* begin Raw data *
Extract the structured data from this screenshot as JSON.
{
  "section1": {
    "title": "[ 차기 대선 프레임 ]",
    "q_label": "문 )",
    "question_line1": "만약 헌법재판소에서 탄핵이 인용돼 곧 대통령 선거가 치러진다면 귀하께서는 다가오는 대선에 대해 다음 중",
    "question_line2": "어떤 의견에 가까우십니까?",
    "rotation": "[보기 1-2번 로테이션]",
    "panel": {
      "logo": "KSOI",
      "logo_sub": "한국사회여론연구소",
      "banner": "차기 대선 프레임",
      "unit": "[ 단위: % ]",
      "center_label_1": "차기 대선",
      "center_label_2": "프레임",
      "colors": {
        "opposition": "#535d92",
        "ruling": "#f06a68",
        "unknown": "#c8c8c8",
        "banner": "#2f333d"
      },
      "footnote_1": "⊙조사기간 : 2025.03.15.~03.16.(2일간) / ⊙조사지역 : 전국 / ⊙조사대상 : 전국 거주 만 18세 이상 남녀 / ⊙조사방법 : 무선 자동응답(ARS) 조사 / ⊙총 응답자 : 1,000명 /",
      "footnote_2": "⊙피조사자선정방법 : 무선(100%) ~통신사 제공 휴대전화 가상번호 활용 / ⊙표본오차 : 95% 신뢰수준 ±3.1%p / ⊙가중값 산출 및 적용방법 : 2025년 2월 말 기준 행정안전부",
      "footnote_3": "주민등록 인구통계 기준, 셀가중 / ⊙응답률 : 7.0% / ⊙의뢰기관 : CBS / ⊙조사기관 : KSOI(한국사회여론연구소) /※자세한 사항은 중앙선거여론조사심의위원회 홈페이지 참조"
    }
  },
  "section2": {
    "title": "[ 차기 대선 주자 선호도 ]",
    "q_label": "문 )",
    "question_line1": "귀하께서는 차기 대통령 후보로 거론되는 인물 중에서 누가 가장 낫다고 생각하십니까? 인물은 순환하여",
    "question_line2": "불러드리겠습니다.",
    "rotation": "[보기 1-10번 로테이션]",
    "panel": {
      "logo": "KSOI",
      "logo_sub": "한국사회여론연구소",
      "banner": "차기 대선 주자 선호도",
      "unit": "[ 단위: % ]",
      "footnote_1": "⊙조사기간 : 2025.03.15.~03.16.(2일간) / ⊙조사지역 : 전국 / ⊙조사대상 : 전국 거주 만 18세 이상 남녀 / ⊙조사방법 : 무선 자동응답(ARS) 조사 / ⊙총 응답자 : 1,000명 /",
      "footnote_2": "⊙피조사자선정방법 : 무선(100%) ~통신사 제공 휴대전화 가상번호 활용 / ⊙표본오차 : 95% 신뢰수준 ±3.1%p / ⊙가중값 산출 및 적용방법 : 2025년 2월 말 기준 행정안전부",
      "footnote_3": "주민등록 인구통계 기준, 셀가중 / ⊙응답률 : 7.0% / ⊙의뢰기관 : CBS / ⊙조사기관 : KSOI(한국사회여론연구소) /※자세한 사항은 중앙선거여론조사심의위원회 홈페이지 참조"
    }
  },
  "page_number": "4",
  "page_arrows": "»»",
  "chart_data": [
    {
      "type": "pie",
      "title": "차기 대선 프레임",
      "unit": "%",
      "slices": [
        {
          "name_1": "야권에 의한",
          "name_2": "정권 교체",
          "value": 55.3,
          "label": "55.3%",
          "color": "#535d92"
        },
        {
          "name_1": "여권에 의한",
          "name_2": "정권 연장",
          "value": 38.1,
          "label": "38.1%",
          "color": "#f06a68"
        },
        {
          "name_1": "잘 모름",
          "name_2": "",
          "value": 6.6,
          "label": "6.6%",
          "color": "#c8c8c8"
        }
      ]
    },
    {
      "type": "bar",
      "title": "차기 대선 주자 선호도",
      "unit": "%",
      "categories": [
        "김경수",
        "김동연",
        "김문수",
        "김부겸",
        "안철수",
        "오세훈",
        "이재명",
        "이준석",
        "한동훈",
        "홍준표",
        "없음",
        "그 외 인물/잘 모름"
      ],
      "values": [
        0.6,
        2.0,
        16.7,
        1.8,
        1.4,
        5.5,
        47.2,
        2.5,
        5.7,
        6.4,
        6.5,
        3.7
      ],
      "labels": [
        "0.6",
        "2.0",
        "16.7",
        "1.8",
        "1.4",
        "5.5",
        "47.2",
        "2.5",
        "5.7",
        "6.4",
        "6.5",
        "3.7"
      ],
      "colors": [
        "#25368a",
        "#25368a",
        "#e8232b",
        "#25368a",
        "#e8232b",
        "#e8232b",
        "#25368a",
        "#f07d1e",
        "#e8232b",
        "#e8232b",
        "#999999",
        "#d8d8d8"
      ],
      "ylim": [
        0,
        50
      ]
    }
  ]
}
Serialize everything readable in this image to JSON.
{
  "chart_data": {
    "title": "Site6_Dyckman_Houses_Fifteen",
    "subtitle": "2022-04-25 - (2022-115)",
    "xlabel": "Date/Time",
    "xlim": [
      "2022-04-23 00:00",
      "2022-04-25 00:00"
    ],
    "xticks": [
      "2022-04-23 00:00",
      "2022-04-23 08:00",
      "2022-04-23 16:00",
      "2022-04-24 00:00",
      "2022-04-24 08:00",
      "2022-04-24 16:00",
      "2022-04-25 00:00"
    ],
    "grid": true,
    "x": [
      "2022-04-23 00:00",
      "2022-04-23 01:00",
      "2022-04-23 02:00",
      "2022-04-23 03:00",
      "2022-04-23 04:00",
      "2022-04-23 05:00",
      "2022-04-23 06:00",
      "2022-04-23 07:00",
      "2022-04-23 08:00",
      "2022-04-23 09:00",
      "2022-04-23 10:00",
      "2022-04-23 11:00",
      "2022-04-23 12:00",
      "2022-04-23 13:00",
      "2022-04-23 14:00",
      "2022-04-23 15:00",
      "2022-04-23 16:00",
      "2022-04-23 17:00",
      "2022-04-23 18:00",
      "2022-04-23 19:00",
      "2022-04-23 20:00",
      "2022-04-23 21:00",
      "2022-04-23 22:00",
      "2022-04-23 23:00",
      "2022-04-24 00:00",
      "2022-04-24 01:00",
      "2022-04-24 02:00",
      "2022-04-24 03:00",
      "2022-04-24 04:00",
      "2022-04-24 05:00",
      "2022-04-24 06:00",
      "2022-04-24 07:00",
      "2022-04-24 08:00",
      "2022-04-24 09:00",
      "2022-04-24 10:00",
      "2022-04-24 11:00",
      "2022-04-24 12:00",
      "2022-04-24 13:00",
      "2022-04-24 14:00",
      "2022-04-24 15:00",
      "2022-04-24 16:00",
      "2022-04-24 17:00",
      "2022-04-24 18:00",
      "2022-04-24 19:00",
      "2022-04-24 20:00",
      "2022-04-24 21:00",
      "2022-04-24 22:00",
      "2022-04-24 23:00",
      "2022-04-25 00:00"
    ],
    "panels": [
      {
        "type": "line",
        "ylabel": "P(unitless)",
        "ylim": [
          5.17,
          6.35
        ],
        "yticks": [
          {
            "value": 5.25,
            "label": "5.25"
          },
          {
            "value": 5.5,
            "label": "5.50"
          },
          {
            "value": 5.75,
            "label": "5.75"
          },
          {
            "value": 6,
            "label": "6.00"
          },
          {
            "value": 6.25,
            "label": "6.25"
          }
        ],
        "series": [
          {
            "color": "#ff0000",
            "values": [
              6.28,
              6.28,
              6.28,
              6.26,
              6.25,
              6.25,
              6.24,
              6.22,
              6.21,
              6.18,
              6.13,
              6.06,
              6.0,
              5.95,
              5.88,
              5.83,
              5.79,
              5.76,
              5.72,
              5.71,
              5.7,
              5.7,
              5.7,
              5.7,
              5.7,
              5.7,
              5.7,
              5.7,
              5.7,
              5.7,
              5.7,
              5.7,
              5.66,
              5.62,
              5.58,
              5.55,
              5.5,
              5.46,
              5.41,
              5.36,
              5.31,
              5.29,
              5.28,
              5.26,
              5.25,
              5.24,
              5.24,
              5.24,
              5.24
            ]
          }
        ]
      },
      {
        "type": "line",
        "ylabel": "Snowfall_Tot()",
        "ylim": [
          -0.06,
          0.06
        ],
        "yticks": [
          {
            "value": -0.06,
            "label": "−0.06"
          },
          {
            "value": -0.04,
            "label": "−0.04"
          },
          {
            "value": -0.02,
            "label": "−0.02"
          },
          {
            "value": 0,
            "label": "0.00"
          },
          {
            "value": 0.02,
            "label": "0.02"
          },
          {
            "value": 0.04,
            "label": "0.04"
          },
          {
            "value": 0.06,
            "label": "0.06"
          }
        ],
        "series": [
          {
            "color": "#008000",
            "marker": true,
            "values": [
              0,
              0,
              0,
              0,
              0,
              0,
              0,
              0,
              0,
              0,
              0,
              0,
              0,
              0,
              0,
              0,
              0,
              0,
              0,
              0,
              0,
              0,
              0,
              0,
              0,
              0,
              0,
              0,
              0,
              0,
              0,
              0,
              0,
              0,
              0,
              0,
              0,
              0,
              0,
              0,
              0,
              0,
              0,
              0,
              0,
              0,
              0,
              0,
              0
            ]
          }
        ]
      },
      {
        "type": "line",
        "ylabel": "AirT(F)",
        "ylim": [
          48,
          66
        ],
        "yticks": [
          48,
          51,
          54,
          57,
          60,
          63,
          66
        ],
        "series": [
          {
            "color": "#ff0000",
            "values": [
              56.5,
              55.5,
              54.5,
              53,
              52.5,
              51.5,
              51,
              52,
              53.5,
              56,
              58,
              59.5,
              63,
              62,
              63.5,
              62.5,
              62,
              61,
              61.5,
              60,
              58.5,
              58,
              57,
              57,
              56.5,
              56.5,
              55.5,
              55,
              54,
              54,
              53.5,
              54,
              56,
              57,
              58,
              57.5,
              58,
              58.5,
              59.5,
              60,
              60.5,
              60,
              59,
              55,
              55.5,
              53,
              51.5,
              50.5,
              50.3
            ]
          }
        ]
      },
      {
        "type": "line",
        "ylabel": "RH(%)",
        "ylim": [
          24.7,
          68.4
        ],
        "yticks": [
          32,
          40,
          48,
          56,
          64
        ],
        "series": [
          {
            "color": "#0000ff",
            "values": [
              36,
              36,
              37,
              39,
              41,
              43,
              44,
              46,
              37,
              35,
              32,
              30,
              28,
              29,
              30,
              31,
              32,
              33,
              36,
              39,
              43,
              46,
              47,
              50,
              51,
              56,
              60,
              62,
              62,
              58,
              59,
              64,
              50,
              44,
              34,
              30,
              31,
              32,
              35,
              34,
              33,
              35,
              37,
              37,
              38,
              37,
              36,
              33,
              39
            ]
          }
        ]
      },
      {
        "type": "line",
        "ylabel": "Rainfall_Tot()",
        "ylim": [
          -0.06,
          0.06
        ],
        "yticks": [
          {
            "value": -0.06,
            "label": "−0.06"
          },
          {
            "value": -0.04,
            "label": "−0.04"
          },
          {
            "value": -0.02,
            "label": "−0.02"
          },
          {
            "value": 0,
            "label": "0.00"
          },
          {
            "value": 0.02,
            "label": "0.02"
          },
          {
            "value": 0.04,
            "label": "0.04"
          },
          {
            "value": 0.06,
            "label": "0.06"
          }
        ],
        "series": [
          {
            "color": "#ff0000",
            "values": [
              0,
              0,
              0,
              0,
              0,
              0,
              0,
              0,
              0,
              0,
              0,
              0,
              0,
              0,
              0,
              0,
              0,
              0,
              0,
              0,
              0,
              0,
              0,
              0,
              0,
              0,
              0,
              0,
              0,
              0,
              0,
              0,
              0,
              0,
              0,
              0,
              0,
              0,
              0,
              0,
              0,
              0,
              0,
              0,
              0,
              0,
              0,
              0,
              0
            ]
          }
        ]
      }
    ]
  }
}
* end Raw data *
### Short exercise
Say how many lines in the records hold "ylabel", with the number as the whole reply.

### Answer for this exercise
5